* _Excerpted records_:
= = =
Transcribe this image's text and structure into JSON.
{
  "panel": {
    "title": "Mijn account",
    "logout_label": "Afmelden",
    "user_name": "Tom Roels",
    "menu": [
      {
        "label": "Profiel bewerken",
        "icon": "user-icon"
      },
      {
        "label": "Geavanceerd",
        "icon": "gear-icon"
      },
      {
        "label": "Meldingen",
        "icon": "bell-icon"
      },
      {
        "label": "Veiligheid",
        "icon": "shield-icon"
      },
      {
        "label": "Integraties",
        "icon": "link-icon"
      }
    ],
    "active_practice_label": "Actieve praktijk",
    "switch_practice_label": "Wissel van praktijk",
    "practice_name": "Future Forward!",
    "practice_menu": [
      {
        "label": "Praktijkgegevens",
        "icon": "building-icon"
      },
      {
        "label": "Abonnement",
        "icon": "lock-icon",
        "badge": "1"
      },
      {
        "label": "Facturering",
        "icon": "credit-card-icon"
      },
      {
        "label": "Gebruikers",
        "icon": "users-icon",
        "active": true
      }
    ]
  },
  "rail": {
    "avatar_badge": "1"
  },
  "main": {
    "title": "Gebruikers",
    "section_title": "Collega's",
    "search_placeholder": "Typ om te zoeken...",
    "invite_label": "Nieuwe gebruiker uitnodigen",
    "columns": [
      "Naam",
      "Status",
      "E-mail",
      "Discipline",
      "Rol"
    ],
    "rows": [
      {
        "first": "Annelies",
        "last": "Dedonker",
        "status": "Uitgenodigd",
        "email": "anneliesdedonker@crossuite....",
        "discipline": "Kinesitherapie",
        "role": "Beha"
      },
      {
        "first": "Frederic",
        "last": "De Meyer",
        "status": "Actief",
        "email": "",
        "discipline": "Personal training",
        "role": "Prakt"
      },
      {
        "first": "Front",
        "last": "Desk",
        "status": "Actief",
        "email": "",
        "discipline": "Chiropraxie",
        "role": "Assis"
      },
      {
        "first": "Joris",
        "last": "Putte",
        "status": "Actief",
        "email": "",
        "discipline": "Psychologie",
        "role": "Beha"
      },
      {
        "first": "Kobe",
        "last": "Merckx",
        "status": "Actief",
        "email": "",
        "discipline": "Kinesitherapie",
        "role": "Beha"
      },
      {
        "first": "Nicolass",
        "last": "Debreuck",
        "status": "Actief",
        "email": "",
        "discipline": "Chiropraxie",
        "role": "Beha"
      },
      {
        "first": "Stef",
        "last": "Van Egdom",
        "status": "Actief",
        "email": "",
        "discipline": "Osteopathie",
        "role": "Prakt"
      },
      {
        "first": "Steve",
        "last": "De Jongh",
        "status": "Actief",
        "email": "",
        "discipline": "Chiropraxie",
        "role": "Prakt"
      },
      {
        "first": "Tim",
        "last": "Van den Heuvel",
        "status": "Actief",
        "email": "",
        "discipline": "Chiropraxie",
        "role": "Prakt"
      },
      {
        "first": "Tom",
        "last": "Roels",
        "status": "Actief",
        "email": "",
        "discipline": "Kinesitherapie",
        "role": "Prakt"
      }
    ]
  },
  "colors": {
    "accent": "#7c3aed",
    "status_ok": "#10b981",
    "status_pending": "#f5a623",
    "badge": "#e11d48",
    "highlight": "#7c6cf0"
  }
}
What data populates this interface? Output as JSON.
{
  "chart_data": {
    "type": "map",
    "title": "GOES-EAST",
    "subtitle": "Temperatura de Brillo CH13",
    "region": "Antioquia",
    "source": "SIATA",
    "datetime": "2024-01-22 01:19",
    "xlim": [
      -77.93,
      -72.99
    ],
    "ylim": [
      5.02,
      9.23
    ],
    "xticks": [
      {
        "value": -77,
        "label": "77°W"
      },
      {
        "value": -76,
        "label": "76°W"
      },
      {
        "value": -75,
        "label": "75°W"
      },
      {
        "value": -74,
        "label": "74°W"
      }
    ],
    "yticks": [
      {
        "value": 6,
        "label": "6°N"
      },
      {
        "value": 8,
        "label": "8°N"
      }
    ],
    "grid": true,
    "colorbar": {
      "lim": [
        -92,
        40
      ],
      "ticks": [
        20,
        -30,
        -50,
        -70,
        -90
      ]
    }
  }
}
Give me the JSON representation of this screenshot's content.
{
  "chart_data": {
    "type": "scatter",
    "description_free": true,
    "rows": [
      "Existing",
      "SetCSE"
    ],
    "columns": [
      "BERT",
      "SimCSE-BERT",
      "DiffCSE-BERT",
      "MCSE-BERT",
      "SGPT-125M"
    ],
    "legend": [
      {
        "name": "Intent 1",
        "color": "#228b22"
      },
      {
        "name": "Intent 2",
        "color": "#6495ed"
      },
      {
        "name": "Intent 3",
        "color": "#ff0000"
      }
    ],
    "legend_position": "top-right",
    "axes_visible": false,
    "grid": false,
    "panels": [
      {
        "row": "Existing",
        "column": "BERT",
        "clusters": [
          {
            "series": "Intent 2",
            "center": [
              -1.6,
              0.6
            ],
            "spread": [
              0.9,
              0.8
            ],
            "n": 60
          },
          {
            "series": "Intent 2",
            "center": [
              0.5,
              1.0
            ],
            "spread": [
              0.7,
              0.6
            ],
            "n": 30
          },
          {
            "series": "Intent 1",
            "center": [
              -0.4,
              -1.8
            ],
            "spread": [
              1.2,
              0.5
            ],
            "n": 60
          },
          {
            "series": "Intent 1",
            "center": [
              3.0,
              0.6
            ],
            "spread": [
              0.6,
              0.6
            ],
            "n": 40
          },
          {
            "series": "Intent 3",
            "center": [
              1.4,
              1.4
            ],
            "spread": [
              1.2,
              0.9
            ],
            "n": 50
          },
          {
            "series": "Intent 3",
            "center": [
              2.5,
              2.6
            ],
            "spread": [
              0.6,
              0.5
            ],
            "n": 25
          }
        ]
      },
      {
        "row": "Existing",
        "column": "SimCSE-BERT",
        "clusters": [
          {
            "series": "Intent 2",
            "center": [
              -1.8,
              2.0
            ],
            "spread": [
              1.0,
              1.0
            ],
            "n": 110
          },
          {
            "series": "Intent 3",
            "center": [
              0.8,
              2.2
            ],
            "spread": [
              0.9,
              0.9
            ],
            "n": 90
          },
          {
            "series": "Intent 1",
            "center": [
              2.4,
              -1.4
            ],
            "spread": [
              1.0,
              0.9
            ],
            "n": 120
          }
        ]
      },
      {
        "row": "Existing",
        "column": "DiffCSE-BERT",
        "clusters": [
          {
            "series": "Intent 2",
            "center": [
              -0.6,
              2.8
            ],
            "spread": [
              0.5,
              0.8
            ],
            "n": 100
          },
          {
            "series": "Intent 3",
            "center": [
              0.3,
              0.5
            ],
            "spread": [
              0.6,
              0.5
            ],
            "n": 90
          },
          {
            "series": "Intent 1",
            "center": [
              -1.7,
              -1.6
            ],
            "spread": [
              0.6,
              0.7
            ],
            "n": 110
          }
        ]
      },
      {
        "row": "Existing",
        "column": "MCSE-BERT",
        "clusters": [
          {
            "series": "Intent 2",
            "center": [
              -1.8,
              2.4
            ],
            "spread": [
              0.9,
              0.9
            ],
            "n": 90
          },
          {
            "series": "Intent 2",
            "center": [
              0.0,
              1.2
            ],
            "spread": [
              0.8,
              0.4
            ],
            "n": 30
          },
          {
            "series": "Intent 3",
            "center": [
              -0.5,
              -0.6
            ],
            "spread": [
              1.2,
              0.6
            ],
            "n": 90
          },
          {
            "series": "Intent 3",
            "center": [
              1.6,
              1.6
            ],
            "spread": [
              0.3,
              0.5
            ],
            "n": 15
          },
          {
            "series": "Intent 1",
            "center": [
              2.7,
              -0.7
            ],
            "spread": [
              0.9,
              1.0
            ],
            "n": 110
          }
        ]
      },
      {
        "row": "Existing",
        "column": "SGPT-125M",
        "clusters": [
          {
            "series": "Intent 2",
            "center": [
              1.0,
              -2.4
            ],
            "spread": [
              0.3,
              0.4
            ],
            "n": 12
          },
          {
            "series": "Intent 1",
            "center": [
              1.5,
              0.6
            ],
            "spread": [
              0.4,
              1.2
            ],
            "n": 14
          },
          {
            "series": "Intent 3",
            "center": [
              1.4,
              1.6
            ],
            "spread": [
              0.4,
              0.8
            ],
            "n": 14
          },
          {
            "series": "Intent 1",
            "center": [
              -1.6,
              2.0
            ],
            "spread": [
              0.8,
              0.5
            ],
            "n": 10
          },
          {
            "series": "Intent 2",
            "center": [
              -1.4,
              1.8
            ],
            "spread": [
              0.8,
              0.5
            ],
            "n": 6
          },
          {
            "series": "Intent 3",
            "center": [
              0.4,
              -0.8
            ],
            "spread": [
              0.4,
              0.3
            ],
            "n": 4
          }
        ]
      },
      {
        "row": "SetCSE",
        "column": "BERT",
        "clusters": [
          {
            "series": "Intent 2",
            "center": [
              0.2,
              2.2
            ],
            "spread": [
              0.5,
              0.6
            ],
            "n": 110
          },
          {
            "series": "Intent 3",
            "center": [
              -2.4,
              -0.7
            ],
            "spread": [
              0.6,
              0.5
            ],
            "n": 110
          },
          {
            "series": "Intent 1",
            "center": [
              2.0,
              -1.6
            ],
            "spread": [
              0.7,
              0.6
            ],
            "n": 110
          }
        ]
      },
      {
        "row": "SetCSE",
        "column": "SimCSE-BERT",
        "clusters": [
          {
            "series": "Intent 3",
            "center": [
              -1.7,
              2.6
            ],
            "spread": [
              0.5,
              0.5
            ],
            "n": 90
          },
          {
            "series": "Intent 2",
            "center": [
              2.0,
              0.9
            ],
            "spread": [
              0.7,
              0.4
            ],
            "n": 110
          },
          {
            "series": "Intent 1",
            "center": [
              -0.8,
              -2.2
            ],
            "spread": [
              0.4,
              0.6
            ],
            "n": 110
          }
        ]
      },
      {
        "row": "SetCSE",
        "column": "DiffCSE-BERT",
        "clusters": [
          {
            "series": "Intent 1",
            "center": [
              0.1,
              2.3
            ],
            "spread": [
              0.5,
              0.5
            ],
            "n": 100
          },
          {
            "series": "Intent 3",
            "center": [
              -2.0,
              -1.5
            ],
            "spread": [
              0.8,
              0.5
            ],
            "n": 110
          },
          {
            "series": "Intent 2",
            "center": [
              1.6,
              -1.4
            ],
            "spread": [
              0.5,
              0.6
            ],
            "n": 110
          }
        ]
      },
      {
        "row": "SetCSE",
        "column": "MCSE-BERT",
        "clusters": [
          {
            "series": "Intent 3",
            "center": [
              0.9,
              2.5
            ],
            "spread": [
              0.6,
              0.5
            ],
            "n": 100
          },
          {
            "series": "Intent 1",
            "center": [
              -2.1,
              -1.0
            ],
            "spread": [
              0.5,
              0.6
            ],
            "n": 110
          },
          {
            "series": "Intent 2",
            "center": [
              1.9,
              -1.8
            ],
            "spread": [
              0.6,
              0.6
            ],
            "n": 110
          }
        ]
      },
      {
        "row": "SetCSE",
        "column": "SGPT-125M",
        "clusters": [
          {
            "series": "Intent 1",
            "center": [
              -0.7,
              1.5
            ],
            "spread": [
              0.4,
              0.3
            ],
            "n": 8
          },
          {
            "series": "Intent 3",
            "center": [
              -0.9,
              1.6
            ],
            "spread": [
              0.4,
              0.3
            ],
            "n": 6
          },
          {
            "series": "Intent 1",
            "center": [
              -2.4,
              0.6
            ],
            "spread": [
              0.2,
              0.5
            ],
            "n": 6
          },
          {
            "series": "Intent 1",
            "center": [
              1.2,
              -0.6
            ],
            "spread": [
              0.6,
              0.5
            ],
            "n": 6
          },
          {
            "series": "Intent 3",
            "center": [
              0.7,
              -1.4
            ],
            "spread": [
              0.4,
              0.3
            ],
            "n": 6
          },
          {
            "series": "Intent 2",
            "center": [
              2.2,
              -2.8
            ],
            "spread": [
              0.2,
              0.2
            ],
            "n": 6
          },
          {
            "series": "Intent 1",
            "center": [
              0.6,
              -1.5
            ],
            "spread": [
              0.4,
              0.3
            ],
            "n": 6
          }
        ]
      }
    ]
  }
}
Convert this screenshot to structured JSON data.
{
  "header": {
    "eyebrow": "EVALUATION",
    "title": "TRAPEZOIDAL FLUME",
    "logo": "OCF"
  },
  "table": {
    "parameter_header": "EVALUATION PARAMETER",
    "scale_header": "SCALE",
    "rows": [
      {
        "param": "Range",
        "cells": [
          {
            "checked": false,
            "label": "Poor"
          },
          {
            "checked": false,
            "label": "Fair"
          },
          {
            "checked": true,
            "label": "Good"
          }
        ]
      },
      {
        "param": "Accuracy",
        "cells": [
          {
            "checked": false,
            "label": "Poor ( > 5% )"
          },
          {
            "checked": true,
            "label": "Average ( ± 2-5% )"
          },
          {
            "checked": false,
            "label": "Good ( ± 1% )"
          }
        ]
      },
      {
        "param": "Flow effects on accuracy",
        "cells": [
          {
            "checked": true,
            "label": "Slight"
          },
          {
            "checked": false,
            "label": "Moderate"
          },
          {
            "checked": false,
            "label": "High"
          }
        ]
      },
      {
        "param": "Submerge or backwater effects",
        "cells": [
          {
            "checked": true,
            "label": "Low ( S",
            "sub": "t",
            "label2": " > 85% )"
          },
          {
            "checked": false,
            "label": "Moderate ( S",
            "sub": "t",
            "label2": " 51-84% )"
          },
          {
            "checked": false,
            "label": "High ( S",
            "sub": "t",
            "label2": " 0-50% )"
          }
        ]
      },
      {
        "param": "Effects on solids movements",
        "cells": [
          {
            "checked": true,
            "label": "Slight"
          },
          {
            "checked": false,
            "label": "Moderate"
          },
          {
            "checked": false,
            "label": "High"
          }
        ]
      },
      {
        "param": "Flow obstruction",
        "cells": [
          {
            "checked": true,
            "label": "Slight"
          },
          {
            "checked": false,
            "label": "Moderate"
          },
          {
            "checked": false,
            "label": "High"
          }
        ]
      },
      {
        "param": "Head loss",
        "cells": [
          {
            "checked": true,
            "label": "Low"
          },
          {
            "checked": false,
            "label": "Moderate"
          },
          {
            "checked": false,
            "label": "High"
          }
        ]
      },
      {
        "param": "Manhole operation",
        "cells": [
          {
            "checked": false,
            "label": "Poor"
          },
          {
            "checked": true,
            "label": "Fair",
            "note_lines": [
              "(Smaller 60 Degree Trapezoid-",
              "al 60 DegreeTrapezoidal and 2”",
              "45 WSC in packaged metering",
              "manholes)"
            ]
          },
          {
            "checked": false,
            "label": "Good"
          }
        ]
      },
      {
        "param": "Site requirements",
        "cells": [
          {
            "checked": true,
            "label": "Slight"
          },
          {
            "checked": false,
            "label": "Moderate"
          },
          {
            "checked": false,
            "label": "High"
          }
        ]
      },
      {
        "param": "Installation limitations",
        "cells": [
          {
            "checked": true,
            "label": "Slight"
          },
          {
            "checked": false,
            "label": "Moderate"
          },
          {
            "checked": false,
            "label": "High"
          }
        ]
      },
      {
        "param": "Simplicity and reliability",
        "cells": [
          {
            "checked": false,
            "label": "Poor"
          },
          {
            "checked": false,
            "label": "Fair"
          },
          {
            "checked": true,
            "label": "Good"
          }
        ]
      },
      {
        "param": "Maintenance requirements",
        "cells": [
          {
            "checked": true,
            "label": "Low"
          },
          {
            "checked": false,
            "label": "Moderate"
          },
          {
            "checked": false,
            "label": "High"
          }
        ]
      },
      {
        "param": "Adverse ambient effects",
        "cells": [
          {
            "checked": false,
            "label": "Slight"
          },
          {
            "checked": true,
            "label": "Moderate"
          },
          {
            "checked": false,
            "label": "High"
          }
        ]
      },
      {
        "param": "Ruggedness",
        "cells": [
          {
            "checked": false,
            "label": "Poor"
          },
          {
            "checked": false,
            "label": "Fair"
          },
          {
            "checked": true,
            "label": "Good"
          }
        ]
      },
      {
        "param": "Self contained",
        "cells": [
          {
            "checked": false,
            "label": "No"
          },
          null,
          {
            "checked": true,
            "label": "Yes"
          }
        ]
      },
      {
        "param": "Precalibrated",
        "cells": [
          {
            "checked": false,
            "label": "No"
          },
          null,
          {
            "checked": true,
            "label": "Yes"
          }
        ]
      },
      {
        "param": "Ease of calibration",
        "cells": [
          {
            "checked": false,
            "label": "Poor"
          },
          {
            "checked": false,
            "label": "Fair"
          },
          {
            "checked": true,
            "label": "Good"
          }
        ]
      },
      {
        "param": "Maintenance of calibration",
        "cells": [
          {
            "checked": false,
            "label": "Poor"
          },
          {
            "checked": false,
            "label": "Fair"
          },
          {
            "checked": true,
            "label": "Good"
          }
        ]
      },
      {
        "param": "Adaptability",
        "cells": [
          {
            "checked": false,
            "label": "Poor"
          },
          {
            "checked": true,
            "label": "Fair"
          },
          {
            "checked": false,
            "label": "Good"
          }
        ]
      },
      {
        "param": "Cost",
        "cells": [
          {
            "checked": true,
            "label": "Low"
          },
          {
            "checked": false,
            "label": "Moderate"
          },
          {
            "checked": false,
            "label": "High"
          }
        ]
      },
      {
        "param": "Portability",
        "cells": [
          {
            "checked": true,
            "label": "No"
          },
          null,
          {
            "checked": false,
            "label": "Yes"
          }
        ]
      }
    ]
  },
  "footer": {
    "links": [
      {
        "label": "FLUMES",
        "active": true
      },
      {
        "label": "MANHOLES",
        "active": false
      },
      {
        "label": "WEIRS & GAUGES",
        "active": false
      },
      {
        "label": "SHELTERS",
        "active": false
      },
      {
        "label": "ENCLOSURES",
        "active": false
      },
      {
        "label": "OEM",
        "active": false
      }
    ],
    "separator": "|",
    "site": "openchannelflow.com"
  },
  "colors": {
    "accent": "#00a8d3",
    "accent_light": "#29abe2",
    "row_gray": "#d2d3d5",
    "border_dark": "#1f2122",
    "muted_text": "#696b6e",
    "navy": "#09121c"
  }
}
= = =
* _Task description_: State how many lines of the records above contain the word "calibration", giving only that number.

* _Answer below_: 2